→ **Records supplied**

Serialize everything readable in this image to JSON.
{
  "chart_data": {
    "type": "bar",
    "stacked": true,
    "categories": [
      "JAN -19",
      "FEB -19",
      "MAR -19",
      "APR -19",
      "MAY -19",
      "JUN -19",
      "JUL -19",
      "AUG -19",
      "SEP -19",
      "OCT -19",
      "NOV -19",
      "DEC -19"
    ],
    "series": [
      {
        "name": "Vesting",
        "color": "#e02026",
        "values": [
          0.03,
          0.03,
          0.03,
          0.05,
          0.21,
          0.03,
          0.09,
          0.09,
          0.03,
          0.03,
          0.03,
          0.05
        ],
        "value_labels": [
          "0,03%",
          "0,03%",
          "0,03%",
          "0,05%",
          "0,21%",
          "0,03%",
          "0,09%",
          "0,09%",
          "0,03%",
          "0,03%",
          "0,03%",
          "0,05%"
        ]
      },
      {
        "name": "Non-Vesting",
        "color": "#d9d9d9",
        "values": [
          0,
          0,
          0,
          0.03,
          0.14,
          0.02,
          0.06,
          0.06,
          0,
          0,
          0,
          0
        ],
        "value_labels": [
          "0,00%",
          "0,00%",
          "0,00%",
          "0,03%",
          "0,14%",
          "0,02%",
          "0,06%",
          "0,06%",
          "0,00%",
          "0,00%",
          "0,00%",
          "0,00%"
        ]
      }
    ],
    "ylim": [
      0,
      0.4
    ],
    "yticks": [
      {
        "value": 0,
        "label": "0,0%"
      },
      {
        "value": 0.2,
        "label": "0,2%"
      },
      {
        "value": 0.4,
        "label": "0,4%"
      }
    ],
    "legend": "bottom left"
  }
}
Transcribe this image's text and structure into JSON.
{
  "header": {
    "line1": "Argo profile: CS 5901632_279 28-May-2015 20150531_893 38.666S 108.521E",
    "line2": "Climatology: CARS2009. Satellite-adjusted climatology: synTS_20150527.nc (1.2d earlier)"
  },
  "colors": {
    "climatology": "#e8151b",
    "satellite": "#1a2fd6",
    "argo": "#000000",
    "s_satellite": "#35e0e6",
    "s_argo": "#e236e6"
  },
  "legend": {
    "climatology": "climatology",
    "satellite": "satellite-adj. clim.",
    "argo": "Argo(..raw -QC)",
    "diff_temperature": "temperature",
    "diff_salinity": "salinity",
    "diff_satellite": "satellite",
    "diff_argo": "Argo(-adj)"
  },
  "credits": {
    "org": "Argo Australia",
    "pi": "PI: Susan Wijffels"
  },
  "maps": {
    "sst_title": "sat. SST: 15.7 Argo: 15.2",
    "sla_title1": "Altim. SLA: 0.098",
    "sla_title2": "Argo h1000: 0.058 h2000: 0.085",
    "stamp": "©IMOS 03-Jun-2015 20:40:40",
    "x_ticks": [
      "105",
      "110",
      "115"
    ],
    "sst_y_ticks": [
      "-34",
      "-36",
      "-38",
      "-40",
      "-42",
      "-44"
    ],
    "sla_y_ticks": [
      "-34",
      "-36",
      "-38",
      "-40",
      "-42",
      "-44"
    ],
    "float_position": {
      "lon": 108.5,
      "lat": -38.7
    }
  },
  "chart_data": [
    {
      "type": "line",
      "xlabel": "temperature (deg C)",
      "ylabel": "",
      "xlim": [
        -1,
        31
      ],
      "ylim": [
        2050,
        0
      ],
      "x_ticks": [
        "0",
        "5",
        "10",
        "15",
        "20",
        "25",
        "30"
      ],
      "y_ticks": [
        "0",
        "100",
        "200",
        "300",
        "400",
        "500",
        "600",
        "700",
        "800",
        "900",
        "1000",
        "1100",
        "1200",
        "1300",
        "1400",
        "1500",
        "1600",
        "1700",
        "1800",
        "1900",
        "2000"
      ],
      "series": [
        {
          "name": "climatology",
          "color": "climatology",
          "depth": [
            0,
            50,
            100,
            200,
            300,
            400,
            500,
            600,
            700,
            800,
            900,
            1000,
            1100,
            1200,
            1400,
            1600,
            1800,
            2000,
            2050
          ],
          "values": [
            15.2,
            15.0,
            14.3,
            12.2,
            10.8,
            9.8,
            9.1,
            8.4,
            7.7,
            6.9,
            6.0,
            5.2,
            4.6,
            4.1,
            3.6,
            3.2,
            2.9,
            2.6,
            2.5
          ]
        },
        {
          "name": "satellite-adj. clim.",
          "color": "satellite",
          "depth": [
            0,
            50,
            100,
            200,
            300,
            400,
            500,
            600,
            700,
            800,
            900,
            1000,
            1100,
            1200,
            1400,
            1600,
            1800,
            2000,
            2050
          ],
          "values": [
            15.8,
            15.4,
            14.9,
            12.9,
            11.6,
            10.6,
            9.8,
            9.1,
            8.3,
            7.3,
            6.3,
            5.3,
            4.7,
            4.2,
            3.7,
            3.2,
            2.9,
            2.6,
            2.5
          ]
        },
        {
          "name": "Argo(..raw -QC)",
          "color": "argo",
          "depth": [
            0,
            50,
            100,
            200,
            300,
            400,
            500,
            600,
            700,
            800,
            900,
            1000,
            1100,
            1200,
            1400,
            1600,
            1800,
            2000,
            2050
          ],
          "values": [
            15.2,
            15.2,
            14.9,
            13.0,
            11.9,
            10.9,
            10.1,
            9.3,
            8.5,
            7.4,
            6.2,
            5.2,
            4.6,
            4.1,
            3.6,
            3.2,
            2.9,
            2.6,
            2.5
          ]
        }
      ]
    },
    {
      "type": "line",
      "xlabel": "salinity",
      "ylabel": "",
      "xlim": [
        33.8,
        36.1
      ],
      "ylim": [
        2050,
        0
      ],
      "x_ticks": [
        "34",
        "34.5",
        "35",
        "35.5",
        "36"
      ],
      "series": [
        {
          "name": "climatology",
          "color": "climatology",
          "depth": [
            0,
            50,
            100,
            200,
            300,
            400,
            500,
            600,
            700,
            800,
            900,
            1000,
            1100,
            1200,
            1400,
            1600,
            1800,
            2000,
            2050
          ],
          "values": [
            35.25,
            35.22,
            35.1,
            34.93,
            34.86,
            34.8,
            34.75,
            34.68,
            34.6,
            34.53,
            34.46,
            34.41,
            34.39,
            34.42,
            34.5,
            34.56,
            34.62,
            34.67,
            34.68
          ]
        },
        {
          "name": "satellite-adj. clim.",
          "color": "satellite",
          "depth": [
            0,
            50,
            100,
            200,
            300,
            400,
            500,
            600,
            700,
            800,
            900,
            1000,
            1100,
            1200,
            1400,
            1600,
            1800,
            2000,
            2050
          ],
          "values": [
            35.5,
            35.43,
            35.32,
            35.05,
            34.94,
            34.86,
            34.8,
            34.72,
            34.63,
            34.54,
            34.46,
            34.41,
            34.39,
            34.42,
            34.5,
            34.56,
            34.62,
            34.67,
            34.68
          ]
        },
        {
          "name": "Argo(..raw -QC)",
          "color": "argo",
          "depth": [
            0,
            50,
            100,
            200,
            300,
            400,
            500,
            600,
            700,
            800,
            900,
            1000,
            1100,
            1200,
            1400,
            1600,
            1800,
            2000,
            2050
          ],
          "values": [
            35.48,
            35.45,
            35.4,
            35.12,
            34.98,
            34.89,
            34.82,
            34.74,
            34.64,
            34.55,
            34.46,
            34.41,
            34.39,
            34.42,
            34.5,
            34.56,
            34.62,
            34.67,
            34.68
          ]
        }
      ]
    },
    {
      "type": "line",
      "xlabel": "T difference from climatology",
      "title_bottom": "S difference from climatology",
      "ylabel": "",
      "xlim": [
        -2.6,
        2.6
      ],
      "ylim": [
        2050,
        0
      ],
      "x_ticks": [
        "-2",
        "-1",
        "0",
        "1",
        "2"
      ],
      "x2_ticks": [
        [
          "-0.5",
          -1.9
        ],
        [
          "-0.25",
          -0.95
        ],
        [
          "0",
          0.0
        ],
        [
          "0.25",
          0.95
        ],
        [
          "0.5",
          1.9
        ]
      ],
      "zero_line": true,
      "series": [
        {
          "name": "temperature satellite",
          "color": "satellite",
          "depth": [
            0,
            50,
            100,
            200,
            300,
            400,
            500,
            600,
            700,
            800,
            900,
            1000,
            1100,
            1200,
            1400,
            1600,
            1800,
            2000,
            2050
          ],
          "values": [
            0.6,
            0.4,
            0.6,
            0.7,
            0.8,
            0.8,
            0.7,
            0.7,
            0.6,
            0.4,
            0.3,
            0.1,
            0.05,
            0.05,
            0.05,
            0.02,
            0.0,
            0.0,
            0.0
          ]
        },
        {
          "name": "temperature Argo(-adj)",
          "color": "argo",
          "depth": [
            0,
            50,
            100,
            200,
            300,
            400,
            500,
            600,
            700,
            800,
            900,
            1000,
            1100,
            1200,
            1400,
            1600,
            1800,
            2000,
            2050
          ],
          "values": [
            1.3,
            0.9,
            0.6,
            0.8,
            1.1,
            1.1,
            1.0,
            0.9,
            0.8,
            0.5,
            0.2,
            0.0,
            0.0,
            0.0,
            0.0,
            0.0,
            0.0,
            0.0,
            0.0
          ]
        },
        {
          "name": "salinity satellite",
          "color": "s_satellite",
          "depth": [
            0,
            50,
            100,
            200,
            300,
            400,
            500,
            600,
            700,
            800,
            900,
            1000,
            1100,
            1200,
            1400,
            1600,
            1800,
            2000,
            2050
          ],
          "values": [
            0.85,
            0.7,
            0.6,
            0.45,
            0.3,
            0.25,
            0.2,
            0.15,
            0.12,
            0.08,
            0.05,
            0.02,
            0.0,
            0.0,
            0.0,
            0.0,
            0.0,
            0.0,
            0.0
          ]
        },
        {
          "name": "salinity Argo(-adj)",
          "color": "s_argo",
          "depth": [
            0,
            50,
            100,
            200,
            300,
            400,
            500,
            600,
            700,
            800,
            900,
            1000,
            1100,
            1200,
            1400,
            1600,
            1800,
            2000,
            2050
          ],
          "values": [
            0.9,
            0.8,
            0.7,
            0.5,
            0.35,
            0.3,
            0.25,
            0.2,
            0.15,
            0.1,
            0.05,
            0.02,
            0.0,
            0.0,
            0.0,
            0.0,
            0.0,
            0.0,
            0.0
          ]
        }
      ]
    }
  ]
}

→ **Brief**
In the entries above, find each line with the word "this" and show it.

→ **Reply**
Serialize everything readable in this image to JSON.
Transcribe this image's text and structure into JSON.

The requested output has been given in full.